> _Data for processing_:

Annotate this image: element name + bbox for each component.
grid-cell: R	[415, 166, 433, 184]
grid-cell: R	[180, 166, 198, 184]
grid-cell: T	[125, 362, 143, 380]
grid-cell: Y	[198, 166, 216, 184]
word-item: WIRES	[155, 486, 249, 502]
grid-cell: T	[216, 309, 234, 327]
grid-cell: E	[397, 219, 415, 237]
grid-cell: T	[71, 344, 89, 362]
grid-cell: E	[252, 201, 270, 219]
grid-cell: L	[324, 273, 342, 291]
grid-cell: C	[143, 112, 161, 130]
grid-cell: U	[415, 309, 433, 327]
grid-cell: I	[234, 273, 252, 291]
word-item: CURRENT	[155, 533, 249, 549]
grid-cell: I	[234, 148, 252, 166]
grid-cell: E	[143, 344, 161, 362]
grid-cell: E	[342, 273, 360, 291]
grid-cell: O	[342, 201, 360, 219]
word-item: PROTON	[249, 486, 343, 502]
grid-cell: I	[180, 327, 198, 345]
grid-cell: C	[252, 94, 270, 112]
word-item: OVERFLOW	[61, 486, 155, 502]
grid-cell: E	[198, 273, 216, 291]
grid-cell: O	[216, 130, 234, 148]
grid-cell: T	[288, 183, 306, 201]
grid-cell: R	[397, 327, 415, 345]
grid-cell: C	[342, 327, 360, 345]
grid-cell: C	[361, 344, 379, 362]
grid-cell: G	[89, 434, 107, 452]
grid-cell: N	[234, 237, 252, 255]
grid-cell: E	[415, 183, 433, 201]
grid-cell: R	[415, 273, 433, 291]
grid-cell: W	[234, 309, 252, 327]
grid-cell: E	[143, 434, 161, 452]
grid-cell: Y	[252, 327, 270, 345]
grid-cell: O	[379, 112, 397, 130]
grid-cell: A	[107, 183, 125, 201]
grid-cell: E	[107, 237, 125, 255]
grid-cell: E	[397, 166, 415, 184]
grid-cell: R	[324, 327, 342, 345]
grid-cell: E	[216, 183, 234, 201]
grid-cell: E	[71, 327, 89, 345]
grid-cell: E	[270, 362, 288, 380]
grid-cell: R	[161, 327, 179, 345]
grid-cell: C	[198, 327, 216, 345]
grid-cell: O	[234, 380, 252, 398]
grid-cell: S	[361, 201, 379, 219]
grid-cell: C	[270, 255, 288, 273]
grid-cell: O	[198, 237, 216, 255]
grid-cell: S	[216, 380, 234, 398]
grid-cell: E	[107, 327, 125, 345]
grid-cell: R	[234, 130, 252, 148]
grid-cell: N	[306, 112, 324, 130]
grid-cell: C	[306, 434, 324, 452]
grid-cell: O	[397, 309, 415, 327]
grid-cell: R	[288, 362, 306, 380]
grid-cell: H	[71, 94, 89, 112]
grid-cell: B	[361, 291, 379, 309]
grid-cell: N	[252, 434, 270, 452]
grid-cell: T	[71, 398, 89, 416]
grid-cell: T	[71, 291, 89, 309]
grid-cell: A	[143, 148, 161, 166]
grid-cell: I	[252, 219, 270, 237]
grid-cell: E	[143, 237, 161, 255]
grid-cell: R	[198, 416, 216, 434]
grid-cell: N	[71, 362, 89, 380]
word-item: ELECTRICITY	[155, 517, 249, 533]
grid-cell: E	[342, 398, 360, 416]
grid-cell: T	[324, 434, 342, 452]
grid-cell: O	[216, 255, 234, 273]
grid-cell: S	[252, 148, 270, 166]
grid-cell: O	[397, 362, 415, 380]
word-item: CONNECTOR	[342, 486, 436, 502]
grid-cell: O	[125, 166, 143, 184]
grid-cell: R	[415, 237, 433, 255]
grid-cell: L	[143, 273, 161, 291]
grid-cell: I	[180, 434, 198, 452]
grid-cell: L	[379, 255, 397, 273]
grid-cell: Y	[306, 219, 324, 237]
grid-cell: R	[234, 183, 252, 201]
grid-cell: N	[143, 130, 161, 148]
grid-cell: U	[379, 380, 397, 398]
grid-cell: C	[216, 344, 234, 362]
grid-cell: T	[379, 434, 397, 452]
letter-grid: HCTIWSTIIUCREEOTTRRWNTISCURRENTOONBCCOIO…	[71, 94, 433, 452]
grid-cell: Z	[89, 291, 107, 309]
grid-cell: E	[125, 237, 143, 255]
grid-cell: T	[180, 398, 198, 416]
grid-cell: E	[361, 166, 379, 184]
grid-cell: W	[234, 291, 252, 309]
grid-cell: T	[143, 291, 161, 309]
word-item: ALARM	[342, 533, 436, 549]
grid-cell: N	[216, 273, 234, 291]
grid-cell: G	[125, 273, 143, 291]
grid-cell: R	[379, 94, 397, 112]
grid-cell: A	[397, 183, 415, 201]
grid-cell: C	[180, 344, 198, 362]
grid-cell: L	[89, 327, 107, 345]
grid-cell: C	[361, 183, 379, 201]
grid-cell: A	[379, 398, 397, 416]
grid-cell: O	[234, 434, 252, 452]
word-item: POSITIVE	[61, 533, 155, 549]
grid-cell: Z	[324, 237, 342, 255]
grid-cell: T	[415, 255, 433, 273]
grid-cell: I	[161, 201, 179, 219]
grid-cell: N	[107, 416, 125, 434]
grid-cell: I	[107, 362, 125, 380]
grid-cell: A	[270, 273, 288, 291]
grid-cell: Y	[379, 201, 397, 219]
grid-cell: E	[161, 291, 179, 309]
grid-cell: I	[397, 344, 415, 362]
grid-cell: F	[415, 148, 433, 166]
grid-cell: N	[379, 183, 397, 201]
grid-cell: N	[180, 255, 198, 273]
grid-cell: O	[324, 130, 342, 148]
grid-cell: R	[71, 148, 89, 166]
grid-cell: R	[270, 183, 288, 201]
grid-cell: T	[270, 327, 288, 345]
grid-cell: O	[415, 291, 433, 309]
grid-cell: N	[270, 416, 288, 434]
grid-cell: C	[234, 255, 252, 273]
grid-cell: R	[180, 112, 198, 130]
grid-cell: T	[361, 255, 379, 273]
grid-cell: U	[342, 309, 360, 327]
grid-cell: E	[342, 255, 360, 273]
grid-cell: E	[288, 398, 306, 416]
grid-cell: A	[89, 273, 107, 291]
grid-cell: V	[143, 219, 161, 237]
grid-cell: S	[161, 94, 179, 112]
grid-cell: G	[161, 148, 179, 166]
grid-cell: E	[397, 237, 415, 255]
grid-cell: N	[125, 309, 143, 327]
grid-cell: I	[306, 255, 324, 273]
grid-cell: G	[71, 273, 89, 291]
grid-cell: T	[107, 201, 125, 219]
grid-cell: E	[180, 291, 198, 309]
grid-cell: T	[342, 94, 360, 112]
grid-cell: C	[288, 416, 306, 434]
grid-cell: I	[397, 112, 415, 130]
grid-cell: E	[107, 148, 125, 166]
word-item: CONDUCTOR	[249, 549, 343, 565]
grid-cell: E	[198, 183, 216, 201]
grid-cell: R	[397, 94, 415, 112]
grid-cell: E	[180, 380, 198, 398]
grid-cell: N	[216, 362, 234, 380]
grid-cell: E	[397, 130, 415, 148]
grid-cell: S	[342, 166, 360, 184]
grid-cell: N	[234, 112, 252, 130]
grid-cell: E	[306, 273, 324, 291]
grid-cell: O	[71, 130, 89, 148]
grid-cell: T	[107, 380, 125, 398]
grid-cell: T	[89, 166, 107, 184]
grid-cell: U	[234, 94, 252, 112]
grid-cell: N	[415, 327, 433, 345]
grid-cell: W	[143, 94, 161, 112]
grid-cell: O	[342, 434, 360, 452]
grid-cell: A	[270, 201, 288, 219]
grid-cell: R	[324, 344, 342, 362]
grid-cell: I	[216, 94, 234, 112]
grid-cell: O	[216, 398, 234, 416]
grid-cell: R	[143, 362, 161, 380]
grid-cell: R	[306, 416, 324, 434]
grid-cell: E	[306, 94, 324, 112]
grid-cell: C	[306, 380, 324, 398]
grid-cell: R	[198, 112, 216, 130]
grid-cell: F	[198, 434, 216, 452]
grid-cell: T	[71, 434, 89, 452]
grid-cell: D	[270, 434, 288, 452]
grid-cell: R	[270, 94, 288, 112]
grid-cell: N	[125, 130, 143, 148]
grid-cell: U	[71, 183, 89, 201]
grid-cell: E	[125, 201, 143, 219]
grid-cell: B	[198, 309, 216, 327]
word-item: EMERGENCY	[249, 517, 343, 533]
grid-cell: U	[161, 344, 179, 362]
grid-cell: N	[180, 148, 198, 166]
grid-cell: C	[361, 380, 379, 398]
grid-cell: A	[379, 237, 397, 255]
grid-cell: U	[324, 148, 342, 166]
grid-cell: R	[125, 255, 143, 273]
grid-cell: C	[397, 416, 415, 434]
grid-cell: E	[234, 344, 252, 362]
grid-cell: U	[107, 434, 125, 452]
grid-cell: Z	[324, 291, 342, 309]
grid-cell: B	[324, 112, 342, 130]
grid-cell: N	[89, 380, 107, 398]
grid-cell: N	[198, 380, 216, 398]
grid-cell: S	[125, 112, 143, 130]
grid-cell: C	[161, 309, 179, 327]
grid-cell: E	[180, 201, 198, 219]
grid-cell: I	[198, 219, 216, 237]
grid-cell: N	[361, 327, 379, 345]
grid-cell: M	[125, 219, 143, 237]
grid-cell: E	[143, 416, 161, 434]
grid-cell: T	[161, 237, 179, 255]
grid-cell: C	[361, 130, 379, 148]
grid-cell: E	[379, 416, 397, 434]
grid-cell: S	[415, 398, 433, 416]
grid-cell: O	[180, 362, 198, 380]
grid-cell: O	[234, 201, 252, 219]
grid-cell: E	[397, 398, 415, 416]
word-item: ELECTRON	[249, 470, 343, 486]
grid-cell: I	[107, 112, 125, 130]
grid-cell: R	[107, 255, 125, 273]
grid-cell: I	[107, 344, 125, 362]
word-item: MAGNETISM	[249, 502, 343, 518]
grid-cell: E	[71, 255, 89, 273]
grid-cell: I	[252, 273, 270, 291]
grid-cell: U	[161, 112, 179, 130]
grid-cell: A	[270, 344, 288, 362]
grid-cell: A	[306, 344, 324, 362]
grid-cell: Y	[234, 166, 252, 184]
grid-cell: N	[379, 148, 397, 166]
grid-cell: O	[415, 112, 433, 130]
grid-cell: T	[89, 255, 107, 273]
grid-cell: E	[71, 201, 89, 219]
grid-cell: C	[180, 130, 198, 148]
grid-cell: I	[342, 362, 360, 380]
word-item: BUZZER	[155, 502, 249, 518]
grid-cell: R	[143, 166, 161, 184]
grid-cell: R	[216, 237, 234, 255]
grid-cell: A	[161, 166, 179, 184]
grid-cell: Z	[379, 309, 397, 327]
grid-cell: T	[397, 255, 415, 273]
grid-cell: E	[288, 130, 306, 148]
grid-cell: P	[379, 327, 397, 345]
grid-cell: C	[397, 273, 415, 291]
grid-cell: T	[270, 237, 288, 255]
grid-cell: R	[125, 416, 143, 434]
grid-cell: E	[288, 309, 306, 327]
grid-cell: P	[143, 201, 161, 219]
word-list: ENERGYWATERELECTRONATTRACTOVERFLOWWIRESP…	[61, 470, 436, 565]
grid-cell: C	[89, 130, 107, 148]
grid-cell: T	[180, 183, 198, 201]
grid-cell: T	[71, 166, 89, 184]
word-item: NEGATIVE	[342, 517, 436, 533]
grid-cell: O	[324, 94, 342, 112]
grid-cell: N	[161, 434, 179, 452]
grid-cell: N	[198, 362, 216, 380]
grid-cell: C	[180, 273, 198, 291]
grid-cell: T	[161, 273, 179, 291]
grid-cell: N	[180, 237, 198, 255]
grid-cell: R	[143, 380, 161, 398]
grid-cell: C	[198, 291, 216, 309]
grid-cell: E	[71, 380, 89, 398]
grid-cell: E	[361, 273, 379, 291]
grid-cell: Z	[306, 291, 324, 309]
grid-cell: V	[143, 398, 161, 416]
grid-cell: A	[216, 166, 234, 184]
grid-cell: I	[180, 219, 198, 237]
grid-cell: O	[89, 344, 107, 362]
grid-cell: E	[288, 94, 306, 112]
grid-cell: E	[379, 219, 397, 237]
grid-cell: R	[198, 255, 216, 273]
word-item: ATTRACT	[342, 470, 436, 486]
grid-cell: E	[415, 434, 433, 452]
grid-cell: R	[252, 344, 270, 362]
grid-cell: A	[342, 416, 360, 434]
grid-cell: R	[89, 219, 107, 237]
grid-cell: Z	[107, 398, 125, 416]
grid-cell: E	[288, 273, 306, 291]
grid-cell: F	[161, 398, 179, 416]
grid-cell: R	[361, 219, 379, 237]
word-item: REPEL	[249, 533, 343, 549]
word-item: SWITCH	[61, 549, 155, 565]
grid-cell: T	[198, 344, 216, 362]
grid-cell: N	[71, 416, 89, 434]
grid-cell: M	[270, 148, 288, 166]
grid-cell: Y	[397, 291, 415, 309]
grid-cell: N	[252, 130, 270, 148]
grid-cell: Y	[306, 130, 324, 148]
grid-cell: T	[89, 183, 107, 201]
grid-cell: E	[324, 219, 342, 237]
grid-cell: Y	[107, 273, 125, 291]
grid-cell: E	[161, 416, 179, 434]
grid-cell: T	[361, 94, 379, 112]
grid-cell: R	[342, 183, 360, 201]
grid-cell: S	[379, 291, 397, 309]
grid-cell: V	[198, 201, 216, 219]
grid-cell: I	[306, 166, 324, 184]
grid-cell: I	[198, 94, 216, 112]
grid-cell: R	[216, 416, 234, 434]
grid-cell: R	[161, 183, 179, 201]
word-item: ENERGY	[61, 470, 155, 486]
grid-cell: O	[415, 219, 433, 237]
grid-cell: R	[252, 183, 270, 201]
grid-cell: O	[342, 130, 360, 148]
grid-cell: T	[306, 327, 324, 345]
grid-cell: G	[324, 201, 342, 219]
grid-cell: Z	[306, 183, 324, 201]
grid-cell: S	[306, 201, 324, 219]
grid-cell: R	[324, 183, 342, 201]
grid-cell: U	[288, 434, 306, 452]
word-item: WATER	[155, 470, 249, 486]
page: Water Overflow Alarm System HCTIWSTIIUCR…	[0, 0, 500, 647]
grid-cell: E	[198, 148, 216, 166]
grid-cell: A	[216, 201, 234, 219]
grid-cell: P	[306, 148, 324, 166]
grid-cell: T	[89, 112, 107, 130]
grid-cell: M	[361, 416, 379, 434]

> _Exercise instructions_: Please copy the listing verbatim from its first line through the line that contains "327, 342, 345]", including both of those lines.

> _The response_:
Annotate this image: element name + bbox for each component.
grid-cell: R	[415, 166, 433, 184]
grid-cell: R	[180, 166, 198, 184]
grid-cell: T	[125, 362, 143, 380]
grid-cell: Y	[198, 166, 216, 184]
word-item: WIRES	[155, 486, 249, 502]
grid-cell: T	[216, 309, 234, 327]
grid-cell: E	[397, 219, 415, 237]
grid-cell: T	[71, 344, 89, 362]
grid-cell: E	[252, 201, 270, 219]
grid-cell: L	[324, 273, 342, 291]
grid-cell: C	[143, 112, 161, 130]
grid-cell: U	[415, 309, 433, 327]
grid-cell: I	[234, 273, 252, 291]
word-item: CURRENT	[155, 533, 249, 549]
grid-cell: I	[234, 148, 252, 166]
grid-cell: E	[143, 344, 161, 362]
grid-cell: E	[342, 273, 360, 291]
grid-cell: O	[342, 201, 360, 219]
word-item: PROTON	[249, 486, 343, 502]
grid-cell: I	[180, 327, 198, 345]
grid-cell: C	[252, 94, 270, 112]
word-item: OVERFLOW	[61, 486, 155, 502]
grid-cell: E	[198, 273, 216, 291]
grid-cell: O	[216, 130, 234, 148]
grid-cell: T	[288, 183, 306, 201]
grid-cell: R	[397, 327, 415, 345]
grid-cell: C	[342, 327, 360, 345]
grid-cell: C	[361, 344, 379, 362]
grid-cell: G	[89, 434, 107, 452]
grid-cell: N	[234, 237, 252, 255]
grid-cell: E	[415, 183, 433, 201]
grid-cell: R	[415, 273, 433, 291]
grid-cell: W	[234, 309, 252, 327]
grid-cell: E	[143, 434, 161, 452]
grid-cell: Y	[252, 327, 270, 345]
grid-cell: O	[379, 112, 397, 130]
grid-cell: A	[107, 183, 125, 201]
grid-cell: E	[107, 237, 125, 255]
grid-cell: E	[397, 166, 415, 184]
grid-cell: R	[324, 327, 342, 345]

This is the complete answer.